**EXERCISE MATERIALS**
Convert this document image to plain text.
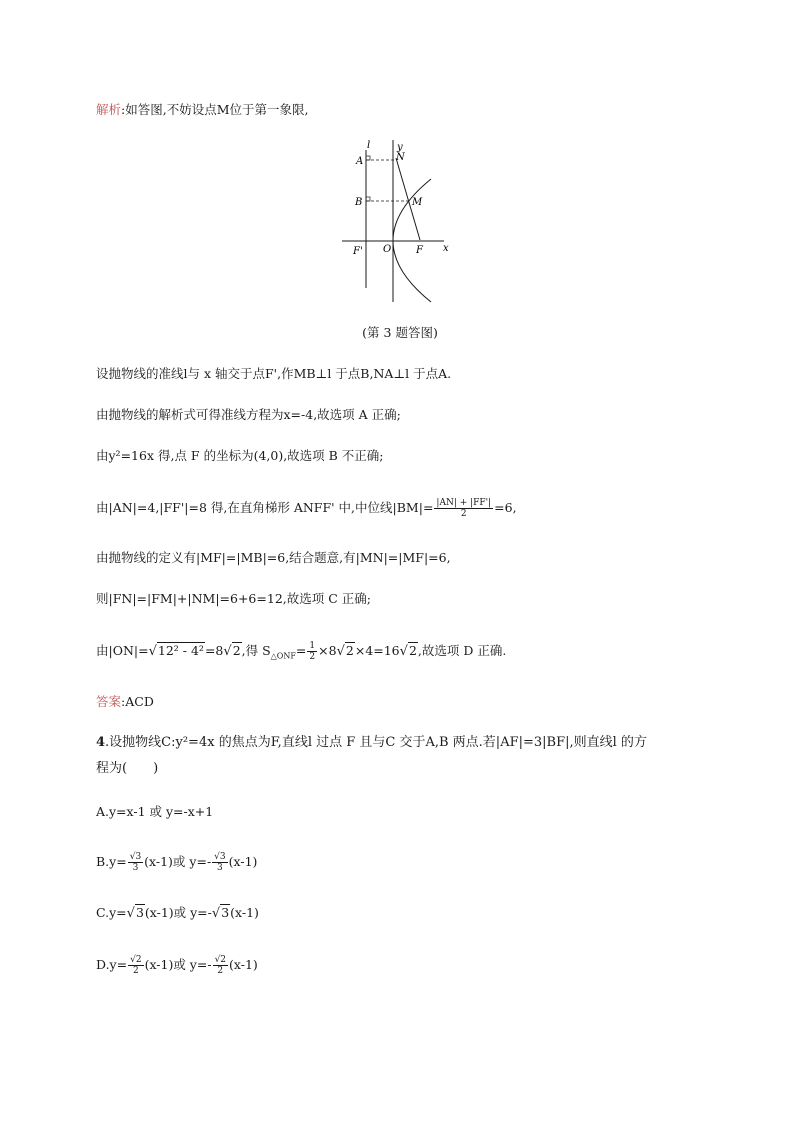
解析:如答图,不妨设点M位于第一象限,
l	y
x
A	N
B	M
F' O F
(第 3 题答图)
设抛物线的准线l与 x 轴交于点F',作MB⊥l 于点B,NA⊥l 于点A.
由抛物线的解析式可得准线方程为x=-4,故选项 A 正确;
由y²=16x 得,点 F 的坐标为(4,0),故选项 B 不正确;
由|AN|=4,|FF'|=8 得,在直角梯形 ANFF' 中,中位线$|BM|= \frac{|AN| + |FF'|}{2} =6$,
由抛物线的定义有|MF|=|MB|=6,结合题意,有|MN|=|MF|=6,
则|FN|=|FM|+|NM|=6+6=12,故选项 C 正确;
由|ON|=√12² - 4²=8√2,得 $S_{\triangle ONF}= \frac{1}{2} \times 8√2\times 4=16√2$,故选项 D 正确.
答案:ACD
4.设抛物线C:y²=4x 的焦点为F,直线l 过点 F 且与C 交于A,B 两点.若|AF|=3|BF|,则直线l 的方
程为(　　)
A.y=x-1 或 y=-x+1
$B.y= \frac{√3}{3} (x-1)$或 $y=- \frac{√3}{3} (x-1)$
C.y=√3(x-1)或 y=-√3(x-1)
$D.y= \frac{√2}{2} (x-1)$或 $y=- \frac{√2}{2} (x-1)$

**GIVEN REQUEST**
All of the material above should be reproduced exactly, except the pictures.

**TASK RESULT**
Convert this document image to plain text.
解析:如答图,不妨设点M位于第一象限,
l	y
x
A	N
B	M
F' O F
(第 3 题答图)
设抛物线的准线l与 x 轴交于点F',作MB⊥l 于点B,NA⊥l 于点A.
由抛物线的解析式可得准线方程为x=-4,故选项 A 正确;
由y²=16x 得,点 F 的坐标为(4,0),故选项 B 不正确;
由|AN|=4,|FF'|=8 得,在直角梯形 ANFF' 中,中位线$|BM|= \frac{|AN| + |FF'|}{2} =6$,
由抛物线的定义有|MF|=|MB|=6,结合题意,有|MN|=|MF|=6,
则|FN|=|FM|+|NM|=6+6=12,故选项 C 正确;
由|ON|=√12² - 4²=8√2,得 $S_{\triangle ONF}= \frac{1}{2} \times 8√2\times 4=16√2$,故选项 D 正确.
答案:ACD
4.设抛物线C:y²=4x 的焦点为F,直线l 过点 F 且与C 交于A,B 两点.若|AF|=3|BF|,则直线l 的方
程为(　　)
A.y=x-1 或 y=-x+1
$B.y= \frac{√3}{3} (x-1)$或 $y=- \frac{√3}{3} (x-1)$
C.y=√3(x-1)或 y=-√3(x-1)
$D.y= \frac{√2}{2} (x-1)$或 $y=- \frac{√2}{2} (x-1)$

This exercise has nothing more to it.